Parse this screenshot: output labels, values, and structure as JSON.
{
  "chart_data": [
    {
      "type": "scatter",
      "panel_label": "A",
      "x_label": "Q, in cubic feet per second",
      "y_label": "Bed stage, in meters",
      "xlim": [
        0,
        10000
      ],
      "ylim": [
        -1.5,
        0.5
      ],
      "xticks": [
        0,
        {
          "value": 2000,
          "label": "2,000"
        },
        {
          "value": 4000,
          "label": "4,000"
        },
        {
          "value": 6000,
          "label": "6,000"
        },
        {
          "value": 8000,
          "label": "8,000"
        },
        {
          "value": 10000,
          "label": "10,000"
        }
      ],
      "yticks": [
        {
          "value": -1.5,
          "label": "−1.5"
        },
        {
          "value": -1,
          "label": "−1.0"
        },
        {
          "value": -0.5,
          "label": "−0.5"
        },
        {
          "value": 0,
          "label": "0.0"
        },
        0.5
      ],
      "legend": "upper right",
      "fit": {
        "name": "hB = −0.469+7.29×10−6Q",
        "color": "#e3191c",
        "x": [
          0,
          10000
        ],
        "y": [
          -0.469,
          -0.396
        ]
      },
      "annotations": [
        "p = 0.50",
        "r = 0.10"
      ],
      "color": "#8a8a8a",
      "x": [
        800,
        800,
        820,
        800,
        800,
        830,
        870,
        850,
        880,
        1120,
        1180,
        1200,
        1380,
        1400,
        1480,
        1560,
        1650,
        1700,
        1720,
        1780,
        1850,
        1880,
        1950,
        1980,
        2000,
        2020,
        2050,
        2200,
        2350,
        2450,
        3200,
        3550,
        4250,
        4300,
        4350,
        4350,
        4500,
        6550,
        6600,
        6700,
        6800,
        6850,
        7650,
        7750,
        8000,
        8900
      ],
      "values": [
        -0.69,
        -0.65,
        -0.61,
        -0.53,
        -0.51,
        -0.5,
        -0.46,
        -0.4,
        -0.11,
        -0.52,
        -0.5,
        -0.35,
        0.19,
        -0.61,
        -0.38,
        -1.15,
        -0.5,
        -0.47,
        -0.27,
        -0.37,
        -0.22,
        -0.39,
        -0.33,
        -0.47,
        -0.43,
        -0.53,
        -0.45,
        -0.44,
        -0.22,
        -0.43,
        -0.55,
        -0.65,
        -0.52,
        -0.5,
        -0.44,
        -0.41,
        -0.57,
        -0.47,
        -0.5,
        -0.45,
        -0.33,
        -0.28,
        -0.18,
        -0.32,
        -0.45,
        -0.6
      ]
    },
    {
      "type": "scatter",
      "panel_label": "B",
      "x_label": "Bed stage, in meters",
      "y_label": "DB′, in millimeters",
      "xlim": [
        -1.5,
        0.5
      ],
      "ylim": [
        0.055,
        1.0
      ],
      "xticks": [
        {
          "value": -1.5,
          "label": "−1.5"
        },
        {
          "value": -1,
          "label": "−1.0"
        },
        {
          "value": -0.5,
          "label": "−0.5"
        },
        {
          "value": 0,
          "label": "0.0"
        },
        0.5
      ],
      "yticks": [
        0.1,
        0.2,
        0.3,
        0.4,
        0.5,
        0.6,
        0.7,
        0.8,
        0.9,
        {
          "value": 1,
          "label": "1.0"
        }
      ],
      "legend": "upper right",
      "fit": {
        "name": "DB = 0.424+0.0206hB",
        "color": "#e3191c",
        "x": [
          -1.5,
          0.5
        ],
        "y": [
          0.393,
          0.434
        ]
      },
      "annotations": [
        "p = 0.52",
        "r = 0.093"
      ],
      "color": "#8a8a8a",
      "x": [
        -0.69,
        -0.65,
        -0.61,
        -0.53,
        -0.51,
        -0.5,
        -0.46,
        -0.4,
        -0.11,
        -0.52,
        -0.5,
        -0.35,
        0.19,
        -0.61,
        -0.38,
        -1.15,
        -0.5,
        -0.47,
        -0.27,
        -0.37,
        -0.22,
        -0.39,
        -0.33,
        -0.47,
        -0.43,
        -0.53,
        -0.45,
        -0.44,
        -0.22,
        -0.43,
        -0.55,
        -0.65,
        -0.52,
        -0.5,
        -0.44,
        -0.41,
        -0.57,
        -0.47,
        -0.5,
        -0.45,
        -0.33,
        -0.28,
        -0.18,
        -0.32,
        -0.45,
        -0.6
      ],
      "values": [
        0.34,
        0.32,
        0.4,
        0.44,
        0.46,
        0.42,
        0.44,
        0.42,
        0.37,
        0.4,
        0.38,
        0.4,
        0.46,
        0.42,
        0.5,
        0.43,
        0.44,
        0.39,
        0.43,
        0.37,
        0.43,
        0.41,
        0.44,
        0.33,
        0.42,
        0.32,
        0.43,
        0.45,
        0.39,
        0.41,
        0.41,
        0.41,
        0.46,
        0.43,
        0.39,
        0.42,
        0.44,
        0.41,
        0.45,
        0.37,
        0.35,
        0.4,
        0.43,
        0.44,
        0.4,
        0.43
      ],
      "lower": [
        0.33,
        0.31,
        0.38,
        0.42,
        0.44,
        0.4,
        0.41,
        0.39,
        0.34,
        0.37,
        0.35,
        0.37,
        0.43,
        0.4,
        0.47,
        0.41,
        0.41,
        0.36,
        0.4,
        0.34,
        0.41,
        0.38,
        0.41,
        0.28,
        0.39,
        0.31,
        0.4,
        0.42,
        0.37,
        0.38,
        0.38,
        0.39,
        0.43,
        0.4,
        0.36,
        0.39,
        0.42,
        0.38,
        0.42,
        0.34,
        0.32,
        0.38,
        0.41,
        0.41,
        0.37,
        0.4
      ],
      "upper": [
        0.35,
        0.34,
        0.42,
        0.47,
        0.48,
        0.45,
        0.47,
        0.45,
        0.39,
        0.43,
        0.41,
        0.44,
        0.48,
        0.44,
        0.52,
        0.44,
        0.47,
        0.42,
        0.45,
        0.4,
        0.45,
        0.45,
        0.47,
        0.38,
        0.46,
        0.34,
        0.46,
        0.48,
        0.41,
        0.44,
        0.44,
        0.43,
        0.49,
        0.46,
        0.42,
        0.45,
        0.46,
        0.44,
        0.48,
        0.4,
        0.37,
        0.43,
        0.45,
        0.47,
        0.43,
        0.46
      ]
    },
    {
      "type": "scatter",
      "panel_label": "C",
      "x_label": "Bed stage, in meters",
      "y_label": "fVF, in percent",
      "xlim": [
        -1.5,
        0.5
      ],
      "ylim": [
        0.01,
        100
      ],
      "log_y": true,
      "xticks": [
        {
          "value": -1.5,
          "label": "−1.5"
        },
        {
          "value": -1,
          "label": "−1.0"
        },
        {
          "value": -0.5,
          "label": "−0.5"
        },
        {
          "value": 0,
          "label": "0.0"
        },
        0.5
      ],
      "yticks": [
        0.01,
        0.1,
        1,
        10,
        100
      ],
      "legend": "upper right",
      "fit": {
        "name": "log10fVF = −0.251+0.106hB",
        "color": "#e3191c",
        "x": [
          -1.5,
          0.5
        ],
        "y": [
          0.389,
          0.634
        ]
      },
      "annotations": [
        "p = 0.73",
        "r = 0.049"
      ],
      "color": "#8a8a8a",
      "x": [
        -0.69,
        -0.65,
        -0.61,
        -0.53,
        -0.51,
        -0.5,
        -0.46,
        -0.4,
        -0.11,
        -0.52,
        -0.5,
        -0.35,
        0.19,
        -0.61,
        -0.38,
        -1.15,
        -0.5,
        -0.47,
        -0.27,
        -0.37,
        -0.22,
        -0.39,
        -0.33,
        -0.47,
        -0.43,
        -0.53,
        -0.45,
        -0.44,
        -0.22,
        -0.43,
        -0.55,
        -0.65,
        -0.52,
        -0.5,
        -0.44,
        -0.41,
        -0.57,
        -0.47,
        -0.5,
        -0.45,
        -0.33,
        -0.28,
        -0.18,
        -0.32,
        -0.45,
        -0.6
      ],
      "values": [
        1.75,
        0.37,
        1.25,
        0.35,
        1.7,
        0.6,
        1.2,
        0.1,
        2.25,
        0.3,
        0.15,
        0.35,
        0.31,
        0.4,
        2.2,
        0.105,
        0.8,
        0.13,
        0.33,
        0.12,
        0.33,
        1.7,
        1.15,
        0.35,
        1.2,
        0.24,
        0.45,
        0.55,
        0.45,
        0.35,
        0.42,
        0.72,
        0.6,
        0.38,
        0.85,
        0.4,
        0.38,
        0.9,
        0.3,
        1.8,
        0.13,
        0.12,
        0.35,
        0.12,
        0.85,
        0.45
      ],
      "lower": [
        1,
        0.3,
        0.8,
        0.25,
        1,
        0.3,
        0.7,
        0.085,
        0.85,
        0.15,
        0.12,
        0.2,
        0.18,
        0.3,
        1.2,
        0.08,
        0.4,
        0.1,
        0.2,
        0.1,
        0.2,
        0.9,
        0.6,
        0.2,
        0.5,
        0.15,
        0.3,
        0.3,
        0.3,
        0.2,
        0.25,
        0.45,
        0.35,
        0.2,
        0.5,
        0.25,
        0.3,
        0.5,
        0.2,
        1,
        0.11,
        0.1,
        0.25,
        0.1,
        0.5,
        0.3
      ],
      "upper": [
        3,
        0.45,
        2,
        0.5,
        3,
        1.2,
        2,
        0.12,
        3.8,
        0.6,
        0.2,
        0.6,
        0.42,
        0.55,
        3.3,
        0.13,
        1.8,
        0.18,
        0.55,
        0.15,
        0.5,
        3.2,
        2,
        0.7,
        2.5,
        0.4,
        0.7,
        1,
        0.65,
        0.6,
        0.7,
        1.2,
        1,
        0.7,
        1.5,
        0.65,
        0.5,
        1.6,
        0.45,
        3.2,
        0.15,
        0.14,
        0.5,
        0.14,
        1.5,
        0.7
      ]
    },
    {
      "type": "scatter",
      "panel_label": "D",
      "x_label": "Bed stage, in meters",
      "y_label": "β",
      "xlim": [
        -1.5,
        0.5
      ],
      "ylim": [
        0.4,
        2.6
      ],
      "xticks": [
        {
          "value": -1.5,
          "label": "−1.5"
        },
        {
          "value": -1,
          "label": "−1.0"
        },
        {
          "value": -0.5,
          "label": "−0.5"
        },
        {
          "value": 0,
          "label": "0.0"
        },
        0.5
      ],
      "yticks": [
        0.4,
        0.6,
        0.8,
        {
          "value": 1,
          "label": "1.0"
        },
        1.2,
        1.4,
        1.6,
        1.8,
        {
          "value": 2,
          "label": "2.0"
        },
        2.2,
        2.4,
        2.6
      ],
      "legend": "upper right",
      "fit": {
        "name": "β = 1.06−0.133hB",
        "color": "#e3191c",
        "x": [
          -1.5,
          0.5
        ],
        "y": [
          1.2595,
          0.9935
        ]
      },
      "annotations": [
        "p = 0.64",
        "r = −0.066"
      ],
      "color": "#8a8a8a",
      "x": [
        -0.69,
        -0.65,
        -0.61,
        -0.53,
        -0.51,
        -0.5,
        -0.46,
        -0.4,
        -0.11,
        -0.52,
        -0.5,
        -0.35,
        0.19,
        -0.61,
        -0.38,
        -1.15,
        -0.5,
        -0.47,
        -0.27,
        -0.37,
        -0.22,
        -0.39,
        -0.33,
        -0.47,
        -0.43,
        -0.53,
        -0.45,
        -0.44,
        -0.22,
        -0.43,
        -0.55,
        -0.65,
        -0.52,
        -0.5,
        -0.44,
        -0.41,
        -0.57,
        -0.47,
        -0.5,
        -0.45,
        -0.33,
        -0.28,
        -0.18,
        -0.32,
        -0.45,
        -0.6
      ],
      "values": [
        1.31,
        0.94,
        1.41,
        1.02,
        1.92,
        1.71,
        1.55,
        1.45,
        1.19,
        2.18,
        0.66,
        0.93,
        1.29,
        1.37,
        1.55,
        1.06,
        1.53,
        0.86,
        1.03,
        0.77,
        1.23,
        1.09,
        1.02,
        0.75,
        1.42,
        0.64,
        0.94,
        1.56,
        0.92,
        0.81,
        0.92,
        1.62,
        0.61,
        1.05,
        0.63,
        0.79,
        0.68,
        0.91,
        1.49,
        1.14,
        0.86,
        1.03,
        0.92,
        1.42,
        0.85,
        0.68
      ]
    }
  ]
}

+--

What to work on ::
Among the records above, find each line holding the string "name" and pull it out.

Solution ::
        "name": "hB = −0.469+7.29×10−6Q",
        "name": "DB = 0.424+0.0206hB",
        "name": "log10fVF = −0.251+0.106hB",
        "name": "β = 1.06−0.133hB",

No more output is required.